Alegaram, para tanto, em síntese apertada, serem herdeiras do falecido (filhas), o qual viveu cerca de nove anos em união de facto com a R, tendo esta ficado na posse de todos os bens que integravam a sua herança. Alguns dias depois da sua morte a R entregou alguns dos seus bens mas não lhes entregou vários outros (um veículo Mercedes, com a matrícula -KD, um estabelecimento comercial “A ...”, várias moedas, peças de relojoaria, anéis, fios, pulseiras, o recheio da casa de habitação, um cofre, dinheiro, documentos, registos, apólices, uma máquina fotográfica, um telemóvel, uma mira de carabina telescópica, um veículo marca Nissan, com a matrícula -OR, um veículo marca Renault, com a matrícula -GT e três outros veículos como um de marca Austin, um BMW antigo e um Renault 11 ou 9, quanto a estes, desconhecendo-se se a sua propriedade se encontra devidamente registada a favor do de cujus, ainda a quantia de 1.550,00 € de conta bancária, cujo único titular era o falecido e a soma de 400,00 € relativa à venda, efectuada pela R a terceiro de um gerador de corrente, que era também da propriedade do falecido), e o R mantém em sua posse uma moto BMW com a matrícula …II, também da propriedade do falecido, assim, considerando essas posses ilegítimas e de má-fé.

Regularmente citados, veio o R alegar, sumariamente, que se dedica ao exercício da actividade comercial de compra e venda de veículos motorizados, detinha um crédito sobre o falecido, os negócios da auto-caravana e da moto BMW foram distintos, o primeiro concretizando-se plenamente e, por isso, as AA litigam de má-fé. Em reconvenção, peticionou a condenação das AA a pagarem-lhe uma indemnização a “liquidar em execução de sentença”, mas nunca inferior a 3.000,00 €, devido à privação de disposição plena e livre daquela moto por causa de providência cautelar, assim como, por causa de tal litigância, em multa e indemnização a seu favor em montante igualmente a liquidar em execução de sentença.

Por sua banda, a R alegou, em síntese, a ineptidão da petição inicial, a sua ilegitimidade “material”, por as AA por não poderem peticionarem a nulidade de negócio contra si, e a ilegitimidade das AA.

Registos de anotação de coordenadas

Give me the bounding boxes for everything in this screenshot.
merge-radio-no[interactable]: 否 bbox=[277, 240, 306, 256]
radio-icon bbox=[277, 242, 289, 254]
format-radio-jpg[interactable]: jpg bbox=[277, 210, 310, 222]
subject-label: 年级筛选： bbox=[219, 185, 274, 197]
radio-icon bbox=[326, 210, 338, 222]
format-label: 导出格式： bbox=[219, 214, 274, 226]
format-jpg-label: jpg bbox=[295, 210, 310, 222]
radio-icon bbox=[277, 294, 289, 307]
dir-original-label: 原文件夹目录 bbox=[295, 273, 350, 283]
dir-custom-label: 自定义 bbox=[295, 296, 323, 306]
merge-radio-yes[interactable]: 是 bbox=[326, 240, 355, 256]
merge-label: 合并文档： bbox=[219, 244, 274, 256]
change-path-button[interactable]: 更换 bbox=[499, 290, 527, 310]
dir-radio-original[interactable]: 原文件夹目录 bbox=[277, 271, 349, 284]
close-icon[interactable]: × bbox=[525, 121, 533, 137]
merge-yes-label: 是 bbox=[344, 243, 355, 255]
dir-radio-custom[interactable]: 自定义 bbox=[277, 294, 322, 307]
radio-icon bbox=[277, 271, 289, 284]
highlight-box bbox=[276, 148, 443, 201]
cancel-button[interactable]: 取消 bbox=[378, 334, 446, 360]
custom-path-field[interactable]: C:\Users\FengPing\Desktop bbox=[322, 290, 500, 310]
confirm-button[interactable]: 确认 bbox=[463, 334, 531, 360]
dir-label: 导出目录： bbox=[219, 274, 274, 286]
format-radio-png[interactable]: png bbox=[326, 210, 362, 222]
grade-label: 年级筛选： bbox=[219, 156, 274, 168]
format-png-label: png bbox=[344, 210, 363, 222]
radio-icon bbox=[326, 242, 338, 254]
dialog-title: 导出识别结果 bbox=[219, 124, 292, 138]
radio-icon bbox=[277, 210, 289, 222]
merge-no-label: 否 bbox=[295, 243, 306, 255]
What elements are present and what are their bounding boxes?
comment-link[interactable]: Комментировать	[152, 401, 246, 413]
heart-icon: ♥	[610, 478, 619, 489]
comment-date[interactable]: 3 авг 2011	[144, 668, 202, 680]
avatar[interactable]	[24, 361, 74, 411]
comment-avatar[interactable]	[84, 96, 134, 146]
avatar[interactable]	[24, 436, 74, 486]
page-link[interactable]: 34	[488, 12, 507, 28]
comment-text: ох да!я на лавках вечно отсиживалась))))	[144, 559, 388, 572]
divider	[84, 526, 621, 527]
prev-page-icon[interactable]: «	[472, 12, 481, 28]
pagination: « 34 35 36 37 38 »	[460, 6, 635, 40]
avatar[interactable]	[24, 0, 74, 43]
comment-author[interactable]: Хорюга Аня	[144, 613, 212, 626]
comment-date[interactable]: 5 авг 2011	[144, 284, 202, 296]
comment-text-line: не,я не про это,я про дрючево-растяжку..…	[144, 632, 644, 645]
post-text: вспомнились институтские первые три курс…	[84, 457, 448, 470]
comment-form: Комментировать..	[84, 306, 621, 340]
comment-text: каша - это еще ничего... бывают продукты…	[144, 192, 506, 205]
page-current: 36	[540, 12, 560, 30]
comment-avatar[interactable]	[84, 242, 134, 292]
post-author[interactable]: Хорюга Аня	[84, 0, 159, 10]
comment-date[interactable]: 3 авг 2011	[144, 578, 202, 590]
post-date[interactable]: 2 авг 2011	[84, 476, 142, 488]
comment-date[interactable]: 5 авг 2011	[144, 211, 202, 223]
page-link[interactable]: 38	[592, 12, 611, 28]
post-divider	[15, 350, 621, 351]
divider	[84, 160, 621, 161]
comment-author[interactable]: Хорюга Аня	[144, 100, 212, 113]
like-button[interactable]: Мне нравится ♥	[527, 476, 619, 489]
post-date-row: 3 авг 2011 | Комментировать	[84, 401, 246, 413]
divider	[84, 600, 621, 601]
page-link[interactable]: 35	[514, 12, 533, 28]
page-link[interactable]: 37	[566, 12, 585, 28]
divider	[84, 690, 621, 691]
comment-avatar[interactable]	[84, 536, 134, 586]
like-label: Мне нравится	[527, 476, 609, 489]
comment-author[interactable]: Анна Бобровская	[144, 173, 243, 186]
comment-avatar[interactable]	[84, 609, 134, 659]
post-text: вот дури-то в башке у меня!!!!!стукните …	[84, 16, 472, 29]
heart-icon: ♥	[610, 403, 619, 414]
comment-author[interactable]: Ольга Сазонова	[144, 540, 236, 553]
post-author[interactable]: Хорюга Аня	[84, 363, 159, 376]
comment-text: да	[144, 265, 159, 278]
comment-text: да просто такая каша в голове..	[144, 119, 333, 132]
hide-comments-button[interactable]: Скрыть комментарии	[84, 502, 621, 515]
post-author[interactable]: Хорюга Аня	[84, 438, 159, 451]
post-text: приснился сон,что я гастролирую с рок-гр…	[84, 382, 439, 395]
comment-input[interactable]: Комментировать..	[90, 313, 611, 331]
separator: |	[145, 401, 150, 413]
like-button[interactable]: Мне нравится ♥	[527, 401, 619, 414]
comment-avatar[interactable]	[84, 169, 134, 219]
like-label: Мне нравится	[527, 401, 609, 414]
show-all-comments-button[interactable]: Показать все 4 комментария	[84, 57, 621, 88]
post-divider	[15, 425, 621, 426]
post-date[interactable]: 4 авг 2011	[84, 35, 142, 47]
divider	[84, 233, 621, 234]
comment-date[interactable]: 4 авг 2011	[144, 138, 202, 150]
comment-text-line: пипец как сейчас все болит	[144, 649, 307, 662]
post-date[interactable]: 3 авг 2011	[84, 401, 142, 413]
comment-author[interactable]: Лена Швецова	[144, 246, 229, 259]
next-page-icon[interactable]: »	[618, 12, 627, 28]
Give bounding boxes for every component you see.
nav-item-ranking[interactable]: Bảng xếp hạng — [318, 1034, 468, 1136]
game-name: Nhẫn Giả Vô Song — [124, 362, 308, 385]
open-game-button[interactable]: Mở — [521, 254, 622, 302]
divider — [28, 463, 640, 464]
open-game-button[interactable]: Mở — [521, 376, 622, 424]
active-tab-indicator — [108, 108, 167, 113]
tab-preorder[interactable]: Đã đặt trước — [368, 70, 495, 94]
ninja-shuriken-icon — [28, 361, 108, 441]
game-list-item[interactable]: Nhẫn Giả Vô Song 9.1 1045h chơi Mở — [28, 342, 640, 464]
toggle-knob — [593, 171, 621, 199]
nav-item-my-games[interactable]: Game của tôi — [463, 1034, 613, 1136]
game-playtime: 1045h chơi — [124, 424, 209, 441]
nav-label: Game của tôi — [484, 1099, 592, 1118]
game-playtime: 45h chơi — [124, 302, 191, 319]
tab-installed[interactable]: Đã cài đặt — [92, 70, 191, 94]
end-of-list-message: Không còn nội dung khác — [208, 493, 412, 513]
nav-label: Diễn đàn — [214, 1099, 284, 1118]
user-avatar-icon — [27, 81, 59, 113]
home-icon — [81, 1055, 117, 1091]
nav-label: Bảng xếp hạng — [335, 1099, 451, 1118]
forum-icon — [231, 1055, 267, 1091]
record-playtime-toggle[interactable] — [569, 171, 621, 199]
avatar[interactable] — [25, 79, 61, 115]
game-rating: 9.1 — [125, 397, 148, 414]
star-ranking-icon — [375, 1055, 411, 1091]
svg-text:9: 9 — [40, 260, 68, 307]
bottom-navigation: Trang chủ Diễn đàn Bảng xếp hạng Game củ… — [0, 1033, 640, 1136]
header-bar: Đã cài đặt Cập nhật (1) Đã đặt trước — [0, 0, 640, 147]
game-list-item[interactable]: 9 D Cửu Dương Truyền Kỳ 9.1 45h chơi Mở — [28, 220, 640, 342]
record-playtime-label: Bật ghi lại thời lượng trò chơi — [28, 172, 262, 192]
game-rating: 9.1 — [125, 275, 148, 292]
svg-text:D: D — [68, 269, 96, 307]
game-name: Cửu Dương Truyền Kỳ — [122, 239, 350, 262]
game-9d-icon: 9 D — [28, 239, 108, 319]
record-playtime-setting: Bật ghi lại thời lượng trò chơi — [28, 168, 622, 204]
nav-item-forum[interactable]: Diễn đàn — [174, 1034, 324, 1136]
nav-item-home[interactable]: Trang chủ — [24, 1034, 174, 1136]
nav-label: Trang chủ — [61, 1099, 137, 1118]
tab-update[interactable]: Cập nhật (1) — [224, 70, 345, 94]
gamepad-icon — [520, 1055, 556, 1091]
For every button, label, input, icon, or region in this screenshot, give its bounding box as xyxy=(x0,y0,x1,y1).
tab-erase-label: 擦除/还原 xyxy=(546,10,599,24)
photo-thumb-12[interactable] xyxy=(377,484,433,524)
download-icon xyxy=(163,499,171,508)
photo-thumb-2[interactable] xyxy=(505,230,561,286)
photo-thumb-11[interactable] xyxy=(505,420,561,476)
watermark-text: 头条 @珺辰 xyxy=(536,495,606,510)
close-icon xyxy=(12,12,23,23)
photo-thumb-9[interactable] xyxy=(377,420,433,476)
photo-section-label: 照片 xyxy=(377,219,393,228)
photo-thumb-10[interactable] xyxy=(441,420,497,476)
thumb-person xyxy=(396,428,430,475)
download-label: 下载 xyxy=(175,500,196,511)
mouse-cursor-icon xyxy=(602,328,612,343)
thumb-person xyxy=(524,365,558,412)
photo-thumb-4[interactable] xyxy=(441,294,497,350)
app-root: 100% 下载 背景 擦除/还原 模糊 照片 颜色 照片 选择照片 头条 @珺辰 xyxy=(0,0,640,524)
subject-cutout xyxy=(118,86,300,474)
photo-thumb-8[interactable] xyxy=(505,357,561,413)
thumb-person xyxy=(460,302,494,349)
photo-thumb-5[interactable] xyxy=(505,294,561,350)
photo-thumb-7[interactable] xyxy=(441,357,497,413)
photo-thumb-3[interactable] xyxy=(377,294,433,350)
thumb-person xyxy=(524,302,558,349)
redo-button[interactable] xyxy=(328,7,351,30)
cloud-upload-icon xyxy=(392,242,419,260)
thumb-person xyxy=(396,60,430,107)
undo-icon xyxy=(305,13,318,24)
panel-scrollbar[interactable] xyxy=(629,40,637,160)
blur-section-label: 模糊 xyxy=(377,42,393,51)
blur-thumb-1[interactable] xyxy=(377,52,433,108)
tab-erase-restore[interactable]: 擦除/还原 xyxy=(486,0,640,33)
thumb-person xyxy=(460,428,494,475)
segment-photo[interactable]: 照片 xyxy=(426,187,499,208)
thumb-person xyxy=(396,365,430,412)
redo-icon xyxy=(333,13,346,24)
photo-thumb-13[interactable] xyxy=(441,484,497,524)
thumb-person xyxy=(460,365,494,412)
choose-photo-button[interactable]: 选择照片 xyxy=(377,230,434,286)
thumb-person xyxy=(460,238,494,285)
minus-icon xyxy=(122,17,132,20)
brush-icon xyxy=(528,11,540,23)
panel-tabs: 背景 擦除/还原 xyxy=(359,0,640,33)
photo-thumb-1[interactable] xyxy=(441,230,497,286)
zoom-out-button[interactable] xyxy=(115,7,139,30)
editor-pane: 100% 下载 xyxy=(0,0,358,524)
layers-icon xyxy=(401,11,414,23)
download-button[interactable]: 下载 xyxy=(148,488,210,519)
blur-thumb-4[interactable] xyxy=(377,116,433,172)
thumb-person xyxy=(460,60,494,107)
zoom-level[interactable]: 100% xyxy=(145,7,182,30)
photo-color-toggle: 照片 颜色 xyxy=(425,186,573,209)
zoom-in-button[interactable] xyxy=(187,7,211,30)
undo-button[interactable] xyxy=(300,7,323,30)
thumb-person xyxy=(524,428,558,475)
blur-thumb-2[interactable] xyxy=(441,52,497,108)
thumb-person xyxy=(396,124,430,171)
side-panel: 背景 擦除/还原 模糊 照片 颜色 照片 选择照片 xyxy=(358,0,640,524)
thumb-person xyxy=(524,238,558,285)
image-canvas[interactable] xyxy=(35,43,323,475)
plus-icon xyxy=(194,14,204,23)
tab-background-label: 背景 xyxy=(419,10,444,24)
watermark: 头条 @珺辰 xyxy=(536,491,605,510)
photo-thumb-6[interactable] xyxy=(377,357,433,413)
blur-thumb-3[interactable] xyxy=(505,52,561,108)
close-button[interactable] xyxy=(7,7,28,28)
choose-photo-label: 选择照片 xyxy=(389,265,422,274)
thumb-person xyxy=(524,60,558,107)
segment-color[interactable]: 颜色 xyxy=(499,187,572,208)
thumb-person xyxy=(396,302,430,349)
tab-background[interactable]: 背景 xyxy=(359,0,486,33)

| INSTRUÇÕES |
a – Segundo o texto de leitura, qual é o valor mínimo da indemnização que o R pediu em reconvenção?
b – Copie sem alterações as linhas dos registos desde o início até à linha que contém "668, 202, 680]", inclusive.

| SOLUÇÕES |
a – Nunca inferior a 3.000,00 €.

b –
Give me the bounding boxes for everything in this screenshot.
merge-radio-no[interactable]: 否 bbox=[277, 240, 306, 256]
radio-icon bbox=[277, 242, 289, 254]
format-radio-jpg[interactable]: jpg bbox=[277, 210, 310, 222]
subject-label: 年级筛选： bbox=[219, 185, 274, 197]
radio-icon bbox=[326, 210, 338, 222]
format-label: 导出格式： bbox=[219, 214, 274, 226]
format-jpg-label: jpg bbox=[295, 210, 310, 222]
radio-icon bbox=[277, 294, 289, 307]
dir-original-label: 原文件夹目录 bbox=[295, 273, 350, 283]
dir-custom-label: 自定义 bbox=[295, 296, 323, 306]
merge-radio-yes[interactable]: 是 bbox=[326, 240, 355, 256]
merge-label: 合并文档： bbox=[219, 244, 274, 256]
change-path-button[interactable]: 更换 bbox=[499, 290, 527, 310]
dir-radio-original[interactable]: 原文件夹目录 bbox=[277, 271, 349, 284]
close-icon[interactable]: × bbox=[525, 121, 533, 137]
merge-yes-label: 是 bbox=[344, 243, 355, 255]
dir-radio-custom[interactable]: 自定义 bbox=[277, 294, 322, 307]
radio-icon bbox=[277, 271, 289, 284]
highlight-box bbox=[276, 148, 443, 201]
cancel-button[interactable]: 取消 bbox=[378, 334, 446, 360]
custom-path-field[interactable]: C:\Users\FengPing\Desktop bbox=[322, 290, 500, 310]
confirm-button[interactable]: 确认 bbox=[463, 334, 531, 360]
dir-label: 导出目录： bbox=[219, 274, 274, 286]
format-radio-png[interactable]: png bbox=[326, 210, 362, 222]
grade-label: 年级筛选： bbox=[219, 156, 274, 168]
format-png-label: png bbox=[344, 210, 363, 222]
radio-icon bbox=[326, 242, 338, 254]
dialog-title: 导出识别结果 bbox=[219, 124, 292, 138]
radio-icon bbox=[277, 210, 289, 222]
merge-no-label: 否 bbox=[295, 243, 306, 255]
What elements are present and what are their bounding boxes?
comment-link[interactable]: Комментировать	[152, 401, 246, 413]
heart-icon: ♥	[610, 478, 619, 489]
comment-date[interactable]: 3 авг 2011	[144, 668, 202, 680]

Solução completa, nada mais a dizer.